(Collected data entries)
════
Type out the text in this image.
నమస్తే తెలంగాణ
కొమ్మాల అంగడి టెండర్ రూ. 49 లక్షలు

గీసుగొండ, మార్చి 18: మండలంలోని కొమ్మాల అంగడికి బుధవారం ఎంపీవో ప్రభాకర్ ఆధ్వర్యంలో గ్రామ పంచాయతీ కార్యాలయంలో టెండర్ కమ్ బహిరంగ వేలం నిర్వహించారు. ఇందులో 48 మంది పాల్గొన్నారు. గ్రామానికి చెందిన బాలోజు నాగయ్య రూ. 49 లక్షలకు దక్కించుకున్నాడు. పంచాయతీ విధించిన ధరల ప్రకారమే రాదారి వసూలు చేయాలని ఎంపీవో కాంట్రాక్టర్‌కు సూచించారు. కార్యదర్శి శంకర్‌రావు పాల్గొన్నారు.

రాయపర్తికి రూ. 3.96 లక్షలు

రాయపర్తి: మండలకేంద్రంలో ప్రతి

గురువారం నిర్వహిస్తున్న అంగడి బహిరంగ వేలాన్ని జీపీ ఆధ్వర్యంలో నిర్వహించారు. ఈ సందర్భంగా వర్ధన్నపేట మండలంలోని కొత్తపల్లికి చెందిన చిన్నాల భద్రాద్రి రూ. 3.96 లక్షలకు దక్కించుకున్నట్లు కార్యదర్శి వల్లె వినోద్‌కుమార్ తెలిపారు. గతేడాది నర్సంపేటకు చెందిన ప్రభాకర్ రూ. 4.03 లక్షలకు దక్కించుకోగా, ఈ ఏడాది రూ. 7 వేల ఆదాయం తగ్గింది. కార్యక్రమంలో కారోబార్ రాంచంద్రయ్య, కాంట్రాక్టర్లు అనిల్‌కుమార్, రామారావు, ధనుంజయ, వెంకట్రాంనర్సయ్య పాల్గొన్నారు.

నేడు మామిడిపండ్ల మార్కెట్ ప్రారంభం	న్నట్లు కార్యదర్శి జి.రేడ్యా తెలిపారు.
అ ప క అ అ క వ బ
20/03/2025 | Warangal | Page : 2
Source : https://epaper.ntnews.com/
════
**Given task**
Each record above should be output again exactly.

**Answer to this problem**
Type out the text in this image.
నమస్తే తెలంగాణ
కొమ్మాల అంగడి టెండర్ రూ. 49 లక్షలు

గీసుగొండ, మార్చి 18: మండలంలోని కొమ్మాల అంగడికి బుధవారం ఎంపీవో ప్రభాకర్ ఆధ్వర్యంలో గ్రామ పంచాయతీ కార్యాలయంలో టెండర్ కమ్ బహిరంగ వేలం నిర్వహించారు. ఇందులో 48 మంది పాల్గొన్నారు. గ్రామానికి చెందిన బాలోజు నాగయ్య రూ. 49 లక్షలకు దక్కించుకున్నాడు. పంచాయతీ విధించిన ధరల ప్రకారమే రాదారి వసూలు చేయాలని ఎంపీవో కాంట్రాక్టర్‌కు సూచించారు. కార్యదర్శి శంకర్‌రావు పాల్గొన్నారు.

రాయపర్తికి రూ. 3.96 లక్షలు

రాయపర్తి: మండలకేంద్రంలో ప్రతి

గురువారం నిర్వహిస్తున్న అంగడి బహిరంగ వేలాన్ని జీపీ ఆధ్వర్యంలో నిర్వహించారు. ఈ సందర్భంగా వర్ధన్నపేట మండలంలోని కొత్తపల్లికి చెందిన చిన్నాల భద్రాద్రి రూ. 3.96 లక్షలకు దక్కించుకున్నట్లు కార్యదర్శి వల్లె వినోద్‌కుమార్ తెలిపారు. గతేడాది నర్సంపేటకు చెందిన ప్రభాకర్ రూ. 4.03 లక్షలకు దక్కించుకోగా, ఈ ఏడాది రూ. 7 వేల ఆదాయం తగ్గింది. కార్యక్రమంలో కారోబార్ రాంచంద్రయ్య, కాంట్రాక్టర్లు అనిల్‌కుమార్, రామారావు, ధనుంజయ, వెంకట్రాంనర్సయ్య పాల్గొన్నారు.

నేడు మామిడిపండ్ల మార్కెట్ ప్రారంభం	న్నట్లు కార్యదర్శి జి.రేడ్యా తెలిపారు.
అ ప క అ అ క వ బ
20/03/2025 | Warangal | Page : 2
Source : https://epaper.ntnews.com/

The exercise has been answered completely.